» Exercise objective: Go through the records and copy each line where the word "Green" occurs.

» Material provided:
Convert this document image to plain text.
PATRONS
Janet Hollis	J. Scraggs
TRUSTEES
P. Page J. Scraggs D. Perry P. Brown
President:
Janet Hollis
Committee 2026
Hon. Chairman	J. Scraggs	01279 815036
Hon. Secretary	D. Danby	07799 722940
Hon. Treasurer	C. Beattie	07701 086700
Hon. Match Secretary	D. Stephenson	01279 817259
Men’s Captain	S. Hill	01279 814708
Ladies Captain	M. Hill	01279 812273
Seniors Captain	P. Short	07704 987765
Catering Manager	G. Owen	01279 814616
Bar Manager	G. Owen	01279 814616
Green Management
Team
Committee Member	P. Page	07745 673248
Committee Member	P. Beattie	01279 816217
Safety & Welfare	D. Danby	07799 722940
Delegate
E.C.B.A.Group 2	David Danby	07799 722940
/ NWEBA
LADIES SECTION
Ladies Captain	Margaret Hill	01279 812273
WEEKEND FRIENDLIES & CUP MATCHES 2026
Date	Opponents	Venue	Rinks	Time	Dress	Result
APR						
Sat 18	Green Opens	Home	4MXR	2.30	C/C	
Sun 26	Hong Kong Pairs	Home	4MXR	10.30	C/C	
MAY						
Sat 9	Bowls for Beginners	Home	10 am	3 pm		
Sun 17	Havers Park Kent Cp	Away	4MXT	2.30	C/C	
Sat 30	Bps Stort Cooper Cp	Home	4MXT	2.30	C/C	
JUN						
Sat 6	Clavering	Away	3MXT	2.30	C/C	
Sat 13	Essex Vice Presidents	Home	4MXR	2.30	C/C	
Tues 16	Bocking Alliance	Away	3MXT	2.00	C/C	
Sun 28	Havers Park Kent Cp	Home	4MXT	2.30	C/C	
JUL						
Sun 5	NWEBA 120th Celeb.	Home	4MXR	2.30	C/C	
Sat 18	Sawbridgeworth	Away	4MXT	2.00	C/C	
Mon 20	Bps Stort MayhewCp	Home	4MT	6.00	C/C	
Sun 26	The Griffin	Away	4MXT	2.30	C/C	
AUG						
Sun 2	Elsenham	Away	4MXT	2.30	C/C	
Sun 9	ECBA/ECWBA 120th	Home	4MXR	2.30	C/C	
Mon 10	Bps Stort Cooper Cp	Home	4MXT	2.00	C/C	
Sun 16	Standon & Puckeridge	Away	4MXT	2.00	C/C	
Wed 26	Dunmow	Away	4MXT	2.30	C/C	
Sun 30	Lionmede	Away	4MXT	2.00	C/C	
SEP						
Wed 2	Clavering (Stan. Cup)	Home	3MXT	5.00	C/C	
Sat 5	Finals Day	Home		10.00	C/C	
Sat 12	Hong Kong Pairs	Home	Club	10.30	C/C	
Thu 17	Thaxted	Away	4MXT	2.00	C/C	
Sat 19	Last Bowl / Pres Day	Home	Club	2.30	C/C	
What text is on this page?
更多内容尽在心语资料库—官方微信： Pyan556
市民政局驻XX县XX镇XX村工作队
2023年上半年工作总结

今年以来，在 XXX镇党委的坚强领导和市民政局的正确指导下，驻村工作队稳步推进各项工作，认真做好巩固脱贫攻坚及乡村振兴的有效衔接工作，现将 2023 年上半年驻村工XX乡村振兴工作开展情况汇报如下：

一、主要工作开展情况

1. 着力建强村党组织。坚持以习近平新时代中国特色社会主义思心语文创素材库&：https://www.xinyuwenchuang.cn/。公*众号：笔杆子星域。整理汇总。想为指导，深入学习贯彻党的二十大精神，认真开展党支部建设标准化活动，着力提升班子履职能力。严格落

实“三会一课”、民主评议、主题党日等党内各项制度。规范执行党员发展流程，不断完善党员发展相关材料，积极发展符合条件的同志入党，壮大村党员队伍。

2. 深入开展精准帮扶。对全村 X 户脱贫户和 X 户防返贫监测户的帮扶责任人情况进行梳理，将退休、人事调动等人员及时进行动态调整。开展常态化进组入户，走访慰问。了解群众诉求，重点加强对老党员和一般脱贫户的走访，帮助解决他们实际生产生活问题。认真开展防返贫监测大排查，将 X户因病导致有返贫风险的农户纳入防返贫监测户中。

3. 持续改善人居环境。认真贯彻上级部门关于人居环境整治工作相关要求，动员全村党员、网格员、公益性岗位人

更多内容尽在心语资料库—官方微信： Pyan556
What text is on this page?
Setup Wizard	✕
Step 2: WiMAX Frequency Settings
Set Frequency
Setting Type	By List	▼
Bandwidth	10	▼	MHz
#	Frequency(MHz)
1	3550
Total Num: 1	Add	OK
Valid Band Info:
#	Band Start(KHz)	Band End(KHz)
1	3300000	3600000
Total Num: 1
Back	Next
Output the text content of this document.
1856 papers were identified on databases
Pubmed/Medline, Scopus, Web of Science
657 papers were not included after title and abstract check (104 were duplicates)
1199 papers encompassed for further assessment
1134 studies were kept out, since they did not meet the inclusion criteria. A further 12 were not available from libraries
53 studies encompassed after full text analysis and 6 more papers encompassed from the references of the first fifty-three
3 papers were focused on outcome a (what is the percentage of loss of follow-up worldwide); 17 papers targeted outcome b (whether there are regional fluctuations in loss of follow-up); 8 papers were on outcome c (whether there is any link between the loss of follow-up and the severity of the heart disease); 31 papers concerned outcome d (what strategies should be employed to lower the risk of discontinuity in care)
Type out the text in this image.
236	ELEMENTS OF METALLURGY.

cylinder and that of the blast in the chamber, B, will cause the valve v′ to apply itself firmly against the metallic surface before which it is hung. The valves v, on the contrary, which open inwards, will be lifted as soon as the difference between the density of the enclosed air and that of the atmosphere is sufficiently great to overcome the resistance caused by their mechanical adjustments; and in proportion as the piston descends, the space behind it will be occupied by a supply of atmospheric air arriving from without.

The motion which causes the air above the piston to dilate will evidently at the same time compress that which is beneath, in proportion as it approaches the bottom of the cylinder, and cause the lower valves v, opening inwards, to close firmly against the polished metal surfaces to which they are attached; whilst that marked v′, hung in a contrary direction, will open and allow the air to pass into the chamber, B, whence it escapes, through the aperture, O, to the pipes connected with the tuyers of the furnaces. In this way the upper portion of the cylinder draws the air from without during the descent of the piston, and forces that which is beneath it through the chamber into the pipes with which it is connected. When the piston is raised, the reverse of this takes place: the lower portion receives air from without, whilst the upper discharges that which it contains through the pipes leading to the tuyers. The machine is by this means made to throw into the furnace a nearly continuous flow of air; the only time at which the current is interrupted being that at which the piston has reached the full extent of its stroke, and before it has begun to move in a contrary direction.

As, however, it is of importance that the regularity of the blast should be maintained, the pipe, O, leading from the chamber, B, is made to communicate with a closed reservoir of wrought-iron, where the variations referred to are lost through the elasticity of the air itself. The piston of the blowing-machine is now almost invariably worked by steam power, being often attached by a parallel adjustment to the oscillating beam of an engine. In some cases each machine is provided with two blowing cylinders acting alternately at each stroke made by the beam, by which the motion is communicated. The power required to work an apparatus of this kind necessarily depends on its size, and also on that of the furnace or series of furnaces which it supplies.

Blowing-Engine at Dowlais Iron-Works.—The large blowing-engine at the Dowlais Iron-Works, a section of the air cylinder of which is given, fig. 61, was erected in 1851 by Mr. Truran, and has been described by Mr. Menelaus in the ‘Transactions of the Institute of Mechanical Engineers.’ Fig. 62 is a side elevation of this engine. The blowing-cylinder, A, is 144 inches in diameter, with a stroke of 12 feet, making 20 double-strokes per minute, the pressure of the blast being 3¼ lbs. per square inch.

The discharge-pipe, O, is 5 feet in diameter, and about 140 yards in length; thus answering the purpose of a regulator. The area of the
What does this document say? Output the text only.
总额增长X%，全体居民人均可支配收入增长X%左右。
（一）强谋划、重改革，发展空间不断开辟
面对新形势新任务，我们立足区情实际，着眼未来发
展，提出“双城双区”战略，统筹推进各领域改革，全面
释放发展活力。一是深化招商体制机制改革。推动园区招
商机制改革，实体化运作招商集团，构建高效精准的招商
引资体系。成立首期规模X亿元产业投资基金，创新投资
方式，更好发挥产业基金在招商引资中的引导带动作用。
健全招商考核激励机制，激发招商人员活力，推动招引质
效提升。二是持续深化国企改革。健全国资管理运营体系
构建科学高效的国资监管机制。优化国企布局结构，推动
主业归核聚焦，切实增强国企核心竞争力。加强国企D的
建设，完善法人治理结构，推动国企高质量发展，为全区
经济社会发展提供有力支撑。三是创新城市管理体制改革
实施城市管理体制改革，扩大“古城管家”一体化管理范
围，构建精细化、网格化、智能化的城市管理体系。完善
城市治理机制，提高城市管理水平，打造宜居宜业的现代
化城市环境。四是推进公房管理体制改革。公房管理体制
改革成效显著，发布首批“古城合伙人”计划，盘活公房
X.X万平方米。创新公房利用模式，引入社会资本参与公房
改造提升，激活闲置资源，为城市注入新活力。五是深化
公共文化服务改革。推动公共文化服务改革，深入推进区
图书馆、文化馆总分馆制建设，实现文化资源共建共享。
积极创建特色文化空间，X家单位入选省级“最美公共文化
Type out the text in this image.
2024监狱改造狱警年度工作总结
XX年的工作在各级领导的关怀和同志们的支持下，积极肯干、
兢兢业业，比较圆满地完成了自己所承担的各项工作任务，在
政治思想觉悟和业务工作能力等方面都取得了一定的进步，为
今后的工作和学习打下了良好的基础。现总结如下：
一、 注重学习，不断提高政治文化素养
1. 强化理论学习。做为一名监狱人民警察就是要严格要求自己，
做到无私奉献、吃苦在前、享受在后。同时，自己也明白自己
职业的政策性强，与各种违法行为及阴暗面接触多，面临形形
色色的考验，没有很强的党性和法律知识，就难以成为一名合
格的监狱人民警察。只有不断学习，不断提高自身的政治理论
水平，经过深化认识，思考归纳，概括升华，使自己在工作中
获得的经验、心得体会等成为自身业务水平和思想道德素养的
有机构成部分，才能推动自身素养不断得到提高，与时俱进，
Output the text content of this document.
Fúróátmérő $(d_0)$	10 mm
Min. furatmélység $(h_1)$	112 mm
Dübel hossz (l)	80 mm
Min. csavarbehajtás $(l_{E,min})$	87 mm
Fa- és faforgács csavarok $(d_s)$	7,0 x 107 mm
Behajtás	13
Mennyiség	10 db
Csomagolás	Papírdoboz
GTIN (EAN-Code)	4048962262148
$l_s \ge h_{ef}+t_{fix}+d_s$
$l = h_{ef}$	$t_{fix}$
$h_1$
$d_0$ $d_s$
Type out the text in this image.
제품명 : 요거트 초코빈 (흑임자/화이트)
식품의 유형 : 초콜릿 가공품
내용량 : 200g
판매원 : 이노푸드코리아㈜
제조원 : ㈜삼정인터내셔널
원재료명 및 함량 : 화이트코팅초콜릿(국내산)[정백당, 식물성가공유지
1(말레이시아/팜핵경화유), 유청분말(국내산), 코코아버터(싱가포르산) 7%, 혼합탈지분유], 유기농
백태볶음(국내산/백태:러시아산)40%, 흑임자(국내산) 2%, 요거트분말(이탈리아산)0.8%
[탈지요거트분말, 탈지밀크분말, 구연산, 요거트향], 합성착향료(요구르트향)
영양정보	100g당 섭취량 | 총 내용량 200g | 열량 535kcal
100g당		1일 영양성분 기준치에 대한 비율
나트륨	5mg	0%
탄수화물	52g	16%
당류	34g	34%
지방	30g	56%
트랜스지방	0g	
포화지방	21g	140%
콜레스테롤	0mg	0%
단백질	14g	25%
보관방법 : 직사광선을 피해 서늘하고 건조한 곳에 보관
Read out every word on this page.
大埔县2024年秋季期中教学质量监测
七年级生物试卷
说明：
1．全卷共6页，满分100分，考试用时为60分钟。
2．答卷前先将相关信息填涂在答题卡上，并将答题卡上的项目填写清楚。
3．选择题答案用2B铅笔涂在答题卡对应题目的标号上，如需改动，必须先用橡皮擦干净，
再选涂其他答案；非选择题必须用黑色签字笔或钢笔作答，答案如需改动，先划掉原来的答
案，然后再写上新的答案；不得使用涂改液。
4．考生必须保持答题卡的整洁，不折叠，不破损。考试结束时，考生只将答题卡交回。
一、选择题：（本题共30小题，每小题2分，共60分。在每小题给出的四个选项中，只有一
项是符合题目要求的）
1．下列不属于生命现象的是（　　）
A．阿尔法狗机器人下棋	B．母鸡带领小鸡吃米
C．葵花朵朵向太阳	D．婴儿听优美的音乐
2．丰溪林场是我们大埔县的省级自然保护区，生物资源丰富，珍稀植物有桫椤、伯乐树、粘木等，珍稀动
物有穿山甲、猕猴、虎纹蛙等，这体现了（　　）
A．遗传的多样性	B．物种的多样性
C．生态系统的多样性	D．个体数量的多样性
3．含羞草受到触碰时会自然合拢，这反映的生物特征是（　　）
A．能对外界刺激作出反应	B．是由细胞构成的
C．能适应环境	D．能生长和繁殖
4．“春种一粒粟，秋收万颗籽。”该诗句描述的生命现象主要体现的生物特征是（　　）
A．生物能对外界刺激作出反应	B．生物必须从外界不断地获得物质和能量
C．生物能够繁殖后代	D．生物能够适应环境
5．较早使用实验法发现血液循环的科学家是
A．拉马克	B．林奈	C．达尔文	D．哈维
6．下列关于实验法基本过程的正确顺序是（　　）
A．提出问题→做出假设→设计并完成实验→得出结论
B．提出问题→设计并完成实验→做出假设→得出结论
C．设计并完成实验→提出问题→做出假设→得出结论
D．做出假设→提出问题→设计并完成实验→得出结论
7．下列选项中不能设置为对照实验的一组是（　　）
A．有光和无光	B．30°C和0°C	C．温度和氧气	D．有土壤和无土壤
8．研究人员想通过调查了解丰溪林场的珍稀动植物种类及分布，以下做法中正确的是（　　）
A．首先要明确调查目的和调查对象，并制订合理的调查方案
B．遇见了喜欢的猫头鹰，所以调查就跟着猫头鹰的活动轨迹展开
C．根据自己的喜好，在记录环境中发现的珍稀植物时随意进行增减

» Result of the task:
Green Management
Sat 18	Green Opens	Home	4MXR	2.30	C/C	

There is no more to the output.